**WRITTEN REQUEST**: Comb through the entries for "name" and pull out each line that holds it.

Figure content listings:
## Start
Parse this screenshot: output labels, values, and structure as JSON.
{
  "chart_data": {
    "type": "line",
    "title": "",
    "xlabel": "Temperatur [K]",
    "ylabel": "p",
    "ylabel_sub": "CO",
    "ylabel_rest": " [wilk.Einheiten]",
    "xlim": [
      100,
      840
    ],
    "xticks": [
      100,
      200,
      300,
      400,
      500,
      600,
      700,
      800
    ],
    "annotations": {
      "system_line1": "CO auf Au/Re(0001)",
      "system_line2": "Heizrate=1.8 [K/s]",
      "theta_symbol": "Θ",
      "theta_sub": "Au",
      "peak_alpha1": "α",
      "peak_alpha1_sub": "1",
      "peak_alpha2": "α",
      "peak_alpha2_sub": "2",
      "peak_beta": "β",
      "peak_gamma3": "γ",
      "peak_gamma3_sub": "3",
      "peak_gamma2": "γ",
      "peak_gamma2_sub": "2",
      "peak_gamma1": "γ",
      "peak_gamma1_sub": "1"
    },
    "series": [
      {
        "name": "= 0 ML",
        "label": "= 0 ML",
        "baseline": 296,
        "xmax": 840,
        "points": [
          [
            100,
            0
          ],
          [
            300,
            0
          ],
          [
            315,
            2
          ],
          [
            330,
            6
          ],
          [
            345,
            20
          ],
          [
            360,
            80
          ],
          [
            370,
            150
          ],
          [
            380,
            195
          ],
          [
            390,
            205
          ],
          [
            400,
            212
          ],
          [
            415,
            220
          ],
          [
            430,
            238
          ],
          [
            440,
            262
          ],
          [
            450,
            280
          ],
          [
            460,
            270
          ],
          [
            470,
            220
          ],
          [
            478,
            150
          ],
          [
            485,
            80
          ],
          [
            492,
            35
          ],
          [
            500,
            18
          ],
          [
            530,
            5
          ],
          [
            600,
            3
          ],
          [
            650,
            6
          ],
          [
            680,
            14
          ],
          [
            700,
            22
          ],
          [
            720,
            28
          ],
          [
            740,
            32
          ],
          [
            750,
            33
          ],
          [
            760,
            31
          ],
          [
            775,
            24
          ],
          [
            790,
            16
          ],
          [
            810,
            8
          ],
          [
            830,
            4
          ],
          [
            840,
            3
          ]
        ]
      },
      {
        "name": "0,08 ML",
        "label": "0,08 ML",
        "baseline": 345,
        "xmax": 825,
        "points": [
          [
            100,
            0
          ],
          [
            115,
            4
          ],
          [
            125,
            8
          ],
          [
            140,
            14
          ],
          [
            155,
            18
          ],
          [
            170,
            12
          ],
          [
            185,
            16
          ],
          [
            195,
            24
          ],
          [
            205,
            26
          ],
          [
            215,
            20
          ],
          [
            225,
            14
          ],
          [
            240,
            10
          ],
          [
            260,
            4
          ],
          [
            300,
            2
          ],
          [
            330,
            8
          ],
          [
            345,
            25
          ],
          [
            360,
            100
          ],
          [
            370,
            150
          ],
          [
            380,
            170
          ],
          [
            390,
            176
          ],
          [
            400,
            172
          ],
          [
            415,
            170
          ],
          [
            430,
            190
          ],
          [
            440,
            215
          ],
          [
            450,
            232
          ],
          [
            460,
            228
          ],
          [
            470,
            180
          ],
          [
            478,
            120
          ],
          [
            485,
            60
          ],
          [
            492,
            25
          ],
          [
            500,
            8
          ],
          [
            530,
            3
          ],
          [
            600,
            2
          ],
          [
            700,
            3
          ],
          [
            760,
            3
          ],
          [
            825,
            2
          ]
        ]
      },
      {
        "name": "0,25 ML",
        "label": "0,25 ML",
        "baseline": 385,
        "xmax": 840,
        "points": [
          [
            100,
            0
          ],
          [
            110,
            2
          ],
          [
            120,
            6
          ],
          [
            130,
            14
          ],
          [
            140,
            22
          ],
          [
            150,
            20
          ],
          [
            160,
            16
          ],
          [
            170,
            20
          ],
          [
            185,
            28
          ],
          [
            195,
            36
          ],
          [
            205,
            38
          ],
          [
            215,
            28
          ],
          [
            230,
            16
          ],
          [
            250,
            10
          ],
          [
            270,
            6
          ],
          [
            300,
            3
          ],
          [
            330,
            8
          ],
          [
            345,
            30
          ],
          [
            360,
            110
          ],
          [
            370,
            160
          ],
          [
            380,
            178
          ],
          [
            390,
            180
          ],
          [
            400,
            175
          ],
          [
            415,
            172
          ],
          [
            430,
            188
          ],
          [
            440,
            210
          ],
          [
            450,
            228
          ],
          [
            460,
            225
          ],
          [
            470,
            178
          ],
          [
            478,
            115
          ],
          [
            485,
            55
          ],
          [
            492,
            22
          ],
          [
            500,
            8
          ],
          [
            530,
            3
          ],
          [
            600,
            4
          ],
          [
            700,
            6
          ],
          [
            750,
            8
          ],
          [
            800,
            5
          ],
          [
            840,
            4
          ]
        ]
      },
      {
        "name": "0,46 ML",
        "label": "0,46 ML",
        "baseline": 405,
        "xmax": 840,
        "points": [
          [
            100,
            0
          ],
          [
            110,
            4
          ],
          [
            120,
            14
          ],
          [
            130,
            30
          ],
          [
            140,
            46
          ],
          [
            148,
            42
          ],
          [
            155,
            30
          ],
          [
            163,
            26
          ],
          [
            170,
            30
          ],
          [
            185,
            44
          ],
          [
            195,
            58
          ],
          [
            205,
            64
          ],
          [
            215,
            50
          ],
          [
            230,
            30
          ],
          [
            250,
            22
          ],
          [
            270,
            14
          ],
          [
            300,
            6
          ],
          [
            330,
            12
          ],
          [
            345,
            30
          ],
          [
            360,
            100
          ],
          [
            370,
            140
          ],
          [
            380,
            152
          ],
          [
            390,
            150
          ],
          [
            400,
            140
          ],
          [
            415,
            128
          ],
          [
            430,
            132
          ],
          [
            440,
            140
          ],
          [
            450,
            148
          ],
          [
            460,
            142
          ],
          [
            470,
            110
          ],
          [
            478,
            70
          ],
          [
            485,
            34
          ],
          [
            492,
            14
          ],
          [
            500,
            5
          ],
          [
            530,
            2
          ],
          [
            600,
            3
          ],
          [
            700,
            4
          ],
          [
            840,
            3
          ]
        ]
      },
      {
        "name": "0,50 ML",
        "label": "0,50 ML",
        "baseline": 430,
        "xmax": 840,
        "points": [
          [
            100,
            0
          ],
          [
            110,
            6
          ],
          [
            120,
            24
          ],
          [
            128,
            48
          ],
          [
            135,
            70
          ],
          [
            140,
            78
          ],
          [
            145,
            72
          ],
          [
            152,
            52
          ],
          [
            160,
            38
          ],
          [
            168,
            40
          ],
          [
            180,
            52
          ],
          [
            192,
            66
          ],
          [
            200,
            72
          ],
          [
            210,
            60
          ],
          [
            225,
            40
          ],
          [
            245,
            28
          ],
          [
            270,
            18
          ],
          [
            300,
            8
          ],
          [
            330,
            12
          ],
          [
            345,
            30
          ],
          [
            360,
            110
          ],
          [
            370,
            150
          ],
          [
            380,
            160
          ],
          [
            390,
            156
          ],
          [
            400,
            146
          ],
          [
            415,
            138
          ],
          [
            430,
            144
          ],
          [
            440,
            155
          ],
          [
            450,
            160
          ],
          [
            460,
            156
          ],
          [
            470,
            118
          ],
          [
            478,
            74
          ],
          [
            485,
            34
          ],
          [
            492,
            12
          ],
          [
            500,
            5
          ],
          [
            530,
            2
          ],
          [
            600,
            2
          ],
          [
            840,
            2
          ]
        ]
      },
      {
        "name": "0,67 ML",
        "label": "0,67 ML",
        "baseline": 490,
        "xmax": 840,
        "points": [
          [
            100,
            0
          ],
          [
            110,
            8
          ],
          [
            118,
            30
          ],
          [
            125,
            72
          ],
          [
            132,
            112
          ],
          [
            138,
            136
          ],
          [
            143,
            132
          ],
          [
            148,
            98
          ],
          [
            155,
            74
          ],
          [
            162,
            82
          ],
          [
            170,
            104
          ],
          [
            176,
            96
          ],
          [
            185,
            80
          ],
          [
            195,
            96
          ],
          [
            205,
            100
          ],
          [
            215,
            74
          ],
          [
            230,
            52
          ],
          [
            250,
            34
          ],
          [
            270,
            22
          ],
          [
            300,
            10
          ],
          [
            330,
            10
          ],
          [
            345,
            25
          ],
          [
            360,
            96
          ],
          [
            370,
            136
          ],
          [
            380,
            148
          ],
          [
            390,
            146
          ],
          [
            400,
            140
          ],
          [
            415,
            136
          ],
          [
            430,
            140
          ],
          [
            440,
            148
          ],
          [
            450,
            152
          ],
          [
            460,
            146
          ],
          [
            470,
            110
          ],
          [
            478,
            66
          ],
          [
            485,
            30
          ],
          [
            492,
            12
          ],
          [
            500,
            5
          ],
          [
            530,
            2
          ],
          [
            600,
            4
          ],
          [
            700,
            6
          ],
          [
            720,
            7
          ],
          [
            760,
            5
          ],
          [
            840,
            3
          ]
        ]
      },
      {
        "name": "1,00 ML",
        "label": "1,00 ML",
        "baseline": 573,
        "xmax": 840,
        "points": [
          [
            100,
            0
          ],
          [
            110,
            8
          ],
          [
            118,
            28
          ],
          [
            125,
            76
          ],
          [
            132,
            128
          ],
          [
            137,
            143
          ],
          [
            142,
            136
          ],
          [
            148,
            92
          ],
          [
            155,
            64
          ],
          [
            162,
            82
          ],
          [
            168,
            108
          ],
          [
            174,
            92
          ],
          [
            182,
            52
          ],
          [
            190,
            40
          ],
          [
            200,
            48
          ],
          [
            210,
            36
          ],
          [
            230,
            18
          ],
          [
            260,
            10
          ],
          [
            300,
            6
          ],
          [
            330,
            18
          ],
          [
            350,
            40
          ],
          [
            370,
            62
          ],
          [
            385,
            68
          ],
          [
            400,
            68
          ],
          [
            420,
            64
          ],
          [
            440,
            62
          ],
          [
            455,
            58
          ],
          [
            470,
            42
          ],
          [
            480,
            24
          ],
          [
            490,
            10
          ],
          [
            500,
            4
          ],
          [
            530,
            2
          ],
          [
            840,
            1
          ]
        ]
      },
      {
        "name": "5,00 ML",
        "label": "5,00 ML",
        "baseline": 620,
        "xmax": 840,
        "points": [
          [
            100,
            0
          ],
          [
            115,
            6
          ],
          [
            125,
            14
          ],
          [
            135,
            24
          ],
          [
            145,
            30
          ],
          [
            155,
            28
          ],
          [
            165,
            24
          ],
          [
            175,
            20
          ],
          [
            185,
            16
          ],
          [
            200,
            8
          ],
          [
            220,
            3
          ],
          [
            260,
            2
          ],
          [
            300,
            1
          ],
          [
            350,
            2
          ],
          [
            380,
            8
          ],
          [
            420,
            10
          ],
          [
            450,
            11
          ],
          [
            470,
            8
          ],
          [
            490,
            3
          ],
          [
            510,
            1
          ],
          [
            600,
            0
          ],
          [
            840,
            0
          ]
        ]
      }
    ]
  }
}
## End
**RESULT**:
        "name": "= 0 ML",
        "name": "0,08 ML",
        "name": "0,25 ML",
        "name": "0,46 ML",
        "name": "0,50 ML",
        "name": "0,67 ML",
        "name": "1,00 ML",
        "name": "5,00 ML",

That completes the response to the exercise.